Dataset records
##############################

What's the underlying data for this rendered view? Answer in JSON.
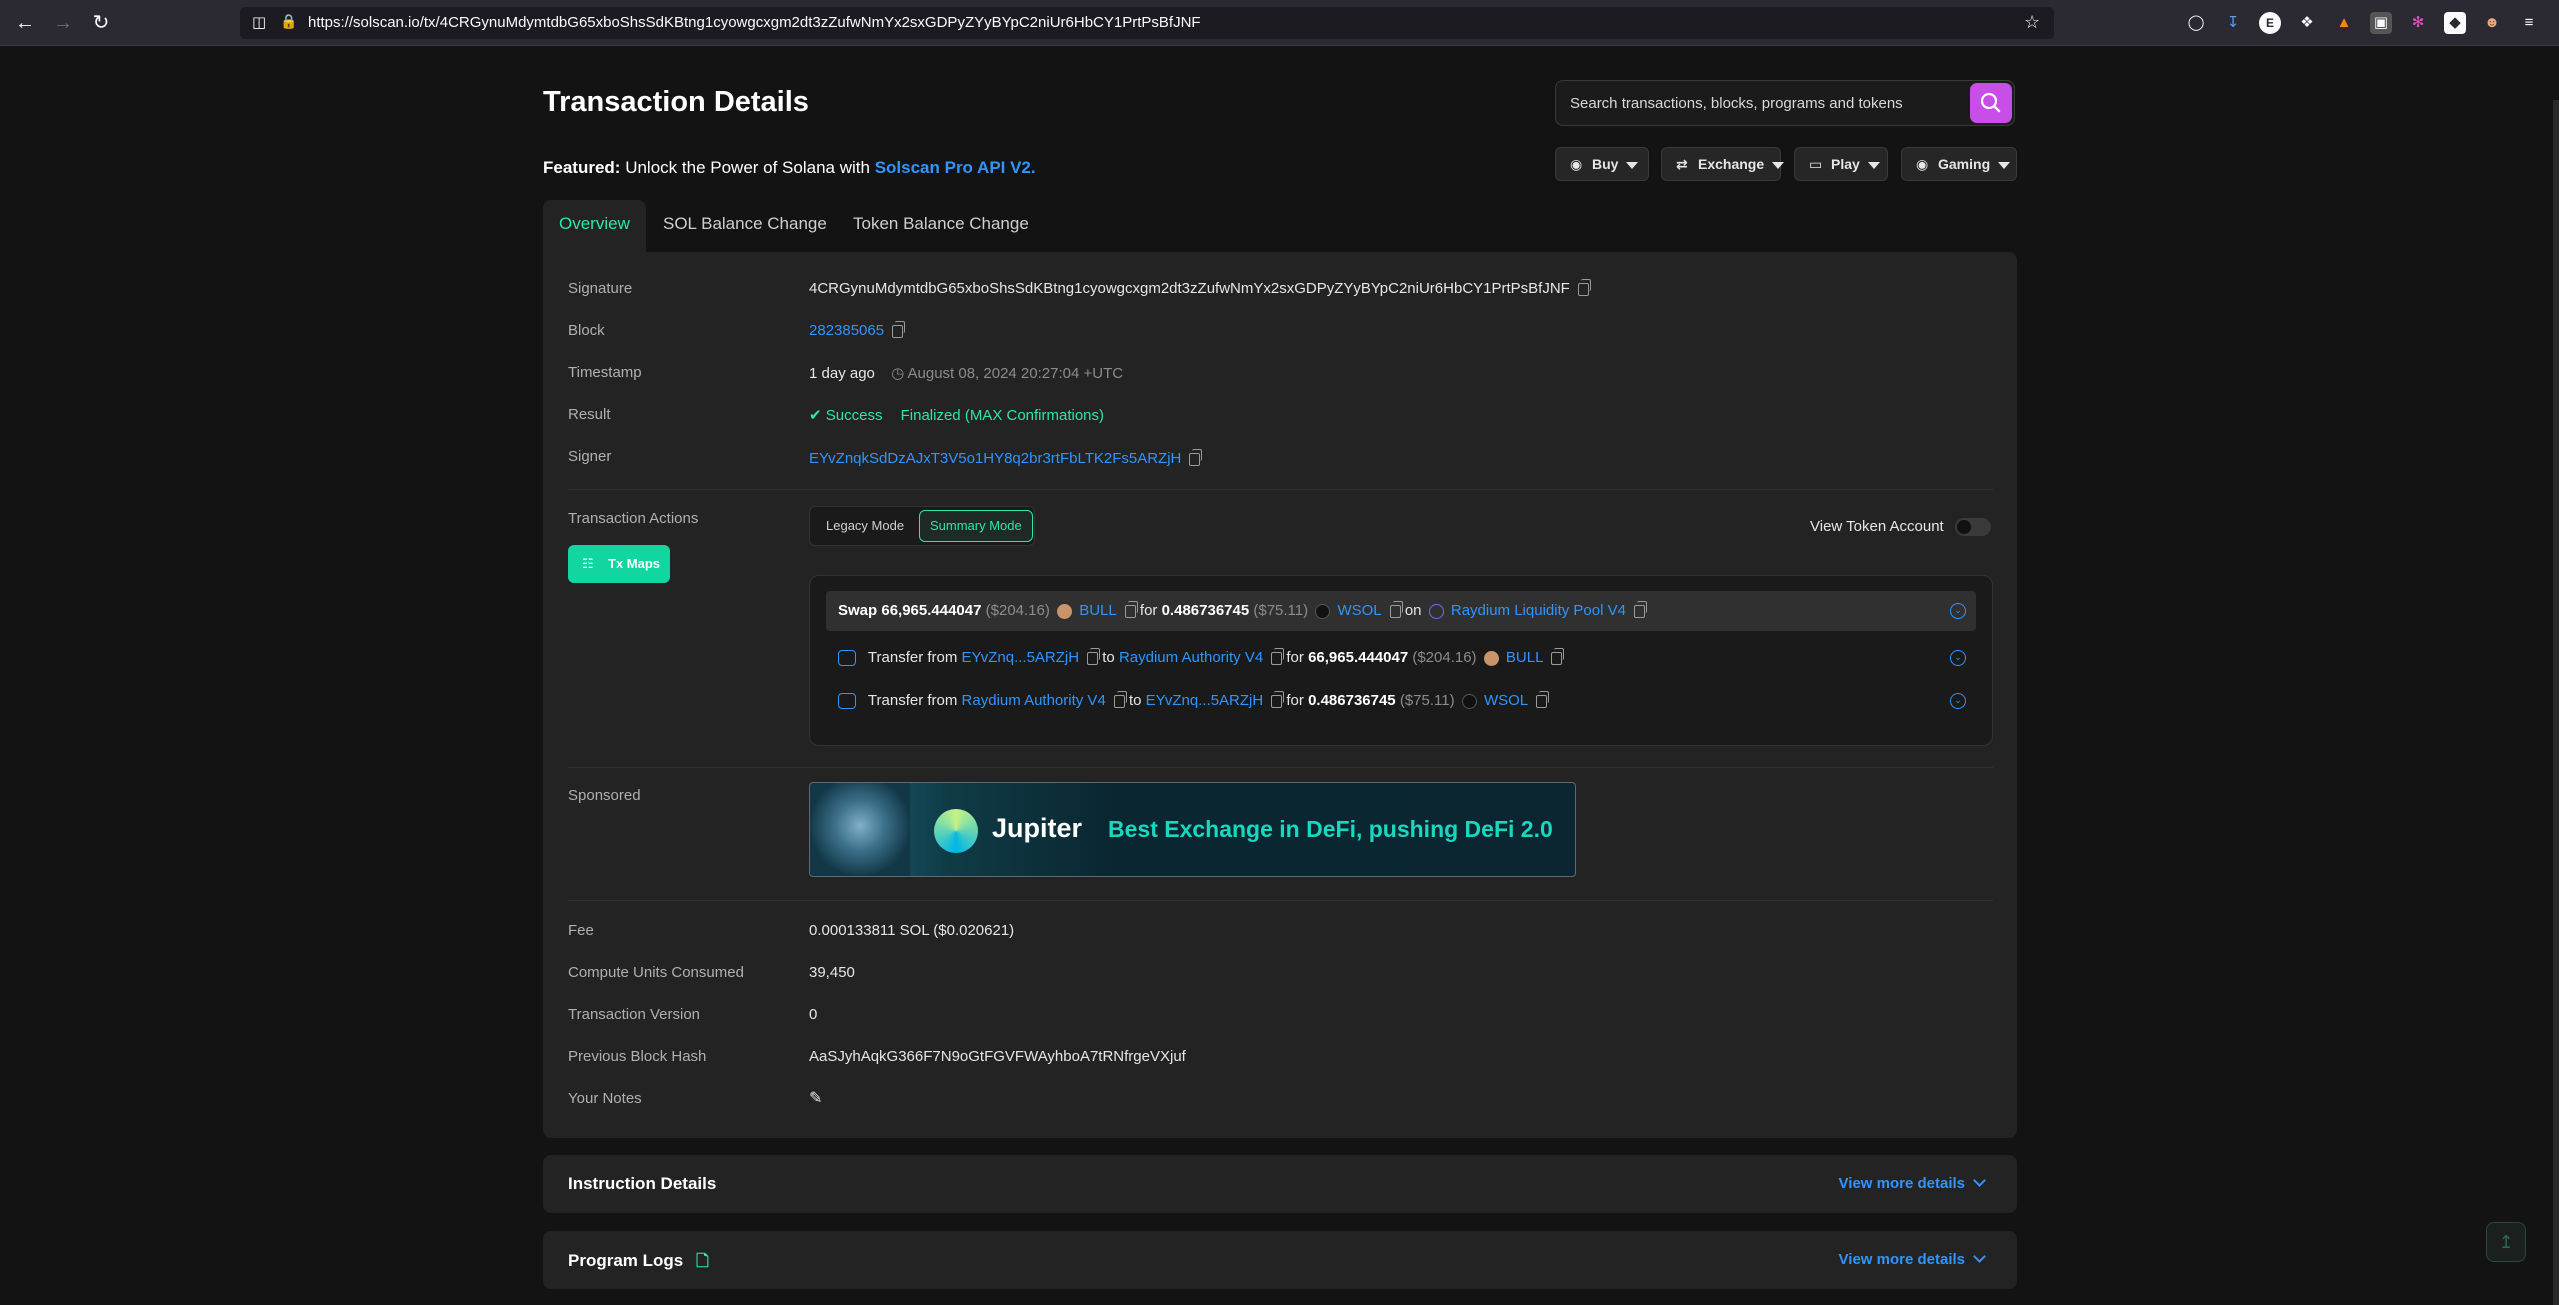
{
  "browser": {
    "url": "https://solscan.io/tx/4CRGynuMdymtdbG65xboShsSdKBtng1cyowgcxgm2dt3zZufwNmYx2sxGDPyZYyBYpC2niUr6HbCY1PrtPsBfJNF"
  },
  "header": {
    "title": "Transaction Details",
    "search_placeholder": "Search transactions, blocks, programs and tokens",
    "featured_label": "Featured:",
    "featured_text": "Unlock the Power of Solana with",
    "featured_link": "Solscan Pro API V2.",
    "menus": [
      "Buy",
      "Exchange",
      "Play",
      "Gaming"
    ]
  },
  "tabs": [
    "Overview",
    "SOL Balance Change",
    "Token Balance Change"
  ],
  "overview": {
    "signature_label": "Signature",
    "signature": "4CRGynuMdymtdbG65xboShsSdKBtng1cyowgcxgm2dt3zZufwNmYx2sxGDPyZYyBYpC2niUr6HbCY1PrtPsBfJNF",
    "block_label": "Block",
    "block": "282385065",
    "timestamp_label": "Timestamp",
    "timestamp_relative": "1 day ago",
    "timestamp_absolute": "August 08, 2024 20:27:04 +UTC",
    "result_label": "Result",
    "result_status": "Success",
    "result_finality": "Finalized (MAX Confirmations)",
    "signer_label": "Signer",
    "signer": "EYvZnqkSdDzAJxT3V5o1HY8q2br3rtFbLTK2Fs5ARZjH",
    "actions_label": "Transaction Actions",
    "tx_maps": "Tx Maps",
    "legacy_mode": "Legacy Mode",
    "summary_mode": "Summary Mode",
    "view_token_account": "View Token Account",
    "swap": {
      "verb": "Swap",
      "amount_in": "66,965.444047",
      "usd_in": "($204.16)",
      "token_in": "BULL",
      "for": "for",
      "amount_out": "0.486736745",
      "usd_out": "($75.11)",
      "token_out": "WSOL",
      "on": "on",
      "pool": "Raydium Liquidity Pool V4"
    },
    "transfers": [
      {
        "label": "Transfer from",
        "from": "EYvZnq...5ARZjH",
        "to_word": "to",
        "to": "Raydium Authority V4",
        "for": "for",
        "amount": "66,965.444047",
        "usd": "($204.16)",
        "token": "BULL"
      },
      {
        "label": "Transfer from",
        "from": "Raydium Authority V4",
        "to_word": "to",
        "to": "EYvZnq...5ARZjH",
        "for": "for",
        "amount": "0.486736745",
        "usd": "($75.11)",
        "token": "WSOL"
      }
    ],
    "sponsored_label": "Sponsored",
    "banner_brand": "Jupiter",
    "banner_slogan": "Best Exchange in DeFi, pushing DeFi 2.0",
    "fee_label": "Fee",
    "fee": "0.000133811 SOL ($0.020621)",
    "cu_label": "Compute Units Consumed",
    "cu": "39,450",
    "version_label": "Transaction Version",
    "version": "0",
    "prev_hash_label": "Previous Block Hash",
    "prev_hash": "AaSJyhAqkG366F7N9oGtFGVFWAyhboA7tRNfrgeVXjuf",
    "notes_label": "Your Notes"
  },
  "sections": {
    "instruction_details": "Instruction Details",
    "program_logs": "Program Logs",
    "view_more": "View more details"
  },
  "colors": {
    "accent_green": "#2ee6a8",
    "link_blue": "#2f95ff",
    "search_purple": "#c84ee8"
  }
}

##############################

* DIRECTIONS
Write out all the entries word for word, but skip any images.

* RESULT
What's the underlying data for this rendered view? Answer in JSON.
{
  "browser": {
    "url": "https://solscan.io/tx/4CRGynuMdymtdbG65xboShsSdKBtng1cyowgcxgm2dt3zZufwNmYx2sxGDPyZYyBYpC2niUr6HbCY1PrtPsBfJNF"
  },
  "header": {
    "title": "Transaction Details",
    "search_placeholder": "Search transactions, blocks, programs and tokens",
    "featured_label": "Featured:",
    "featured_text": "Unlock the Power of Solana with",
    "featured_link": "Solscan Pro API V2.",
    "menus": [
      "Buy",
      "Exchange",
      "Play",
      "Gaming"
    ]
  },
  "tabs": [
    "Overview",
    "SOL Balance Change",
    "Token Balance Change"
  ],
  "overview": {
    "signature_label": "Signature",
    "signature": "4CRGynuMdymtdbG65xboShsSdKBtng1cyowgcxgm2dt3zZufwNmYx2sxGDPyZYyBYpC2niUr6HbCY1PrtPsBfJNF",
    "block_label": "Block",
    "block": "282385065",
    "timestamp_label": "Timestamp",
    "timestamp_relative": "1 day ago",
    "timestamp_absolute": "August 08, 2024 20:27:04 +UTC",
    "result_label": "Result",
    "result_status": "Success",
    "result_finality": "Finalized (MAX Confirmations)",
    "signer_label": "Signer",
    "signer": "EYvZnqkSdDzAJxT3V5o1HY8q2br3rtFbLTK2Fs5ARZjH",
    "actions_label": "Transaction Actions",
    "tx_maps": "Tx Maps",
    "legacy_mode": "Legacy Mode",
    "summary_mode": "Summary Mode",
    "view_token_account": "View Token Account",
    "swap": {
      "verb": "Swap",
      "amount_in": "66,965.444047",
      "usd_in": "($204.16)",
      "token_in": "BULL",
      "for": "for",
      "amount_out": "0.486736745",
      "usd_out": "($75.11)",
      "token_out": "WSOL",
      "on": "on",
      "pool": "Raydium Liquidity Pool V4"
    },
    "transfers": [
      {
        "label": "Transfer from",
        "from": "EYvZnq...5ARZjH",
        "to_word": "to",
        "to": "Raydium Authority V4",
        "for": "for",
        "amount": "66,965.444047",
        "usd": "($204.16)",
        "token": "BULL"
      },
      {
        "label": "Transfer from",
        "from": "Raydium Authority V4",
        "to_word": "to",
        "to": "EYvZnq...5ARZjH",
        "for": "for",
        "amount": "0.486736745",
        "usd": "($75.11)",
        "token": "WSOL"
      }
    ],
    "sponsored_label": "Sponsored",
    "banner_brand": "Jupiter",
    "banner_slogan": "Best Exchange in DeFi, pushing DeFi 2.0",
    "fee_label": "Fee",
    "fee": "0.000133811 SOL ($0.020621)",
    "cu_label": "Compute Units Consumed",
    "cu": "39,450",
    "version_label": "Transaction Version",
    "version": "0",
    "prev_hash_label": "Previous Block Hash",
    "prev_hash": "AaSJyhAqkG366F7N9oGtFGVFWAyhboA7tRNfrgeVXjuf",
    "notes_label": "Your Notes"
  },
  "sections": {
    "instruction_details": "Instruction Details",
    "program_logs": "Program Logs",
    "view_more": "View more details"
  },
  "colors": {
    "accent_green": "#2ee6a8",
    "link_blue": "#2f95ff",
    "search_purple": "#c84ee8"
  }
}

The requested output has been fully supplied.